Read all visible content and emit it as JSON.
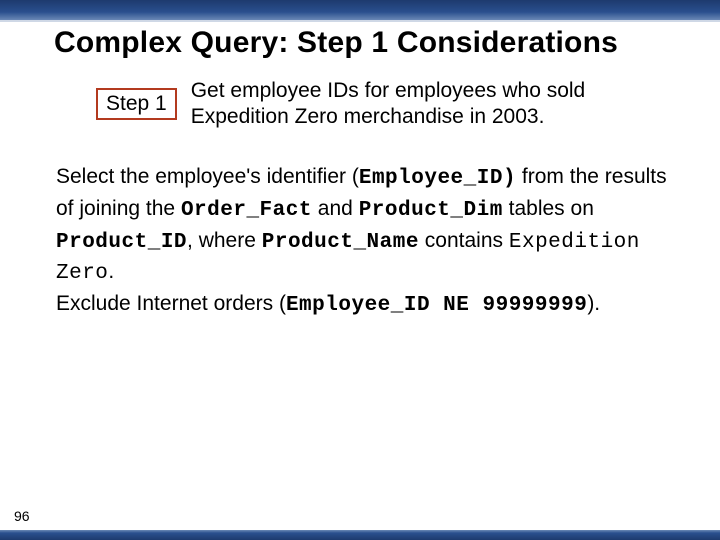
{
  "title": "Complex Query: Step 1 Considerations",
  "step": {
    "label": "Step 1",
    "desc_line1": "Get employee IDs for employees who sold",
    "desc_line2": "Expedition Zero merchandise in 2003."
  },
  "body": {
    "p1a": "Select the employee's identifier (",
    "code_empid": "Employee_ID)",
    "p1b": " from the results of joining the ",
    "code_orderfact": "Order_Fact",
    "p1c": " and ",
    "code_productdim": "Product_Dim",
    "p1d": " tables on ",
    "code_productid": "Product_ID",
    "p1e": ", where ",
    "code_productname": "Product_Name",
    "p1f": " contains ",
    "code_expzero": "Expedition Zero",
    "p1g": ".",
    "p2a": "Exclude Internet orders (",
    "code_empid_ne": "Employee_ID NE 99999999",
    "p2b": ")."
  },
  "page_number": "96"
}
_ _ _ _ _
• DIRECTIONS:
Every record above should come back exactly, but without its pictures.

• REPLY TO THE EXERCISE:
Read all visible content and emit it as JSON.
{
  "title": "Complex Query: Step 1 Considerations",
  "step": {
    "label": "Step 1",
    "desc_line1": "Get employee IDs for employees who sold",
    "desc_line2": "Expedition Zero merchandise in 2003."
  },
  "body": {
    "p1a": "Select the employee's identifier (",
    "code_empid": "Employee_ID)",
    "p1b": " from the results of joining the ",
    "code_orderfact": "Order_Fact",
    "p1c": " and ",
    "code_productdim": "Product_Dim",
    "p1d": " tables on ",
    "code_productid": "Product_ID",
    "p1e": ", where ",
    "code_productname": "Product_Name",
    "p1f": " contains ",
    "code_expzero": "Expedition Zero",
    "p1g": ".",
    "p2a": "Exclude Internet orders (",
    "code_empid_ne": "Employee_ID NE 99999999",
    "p2b": ")."
  },
  "page_number": "96"
}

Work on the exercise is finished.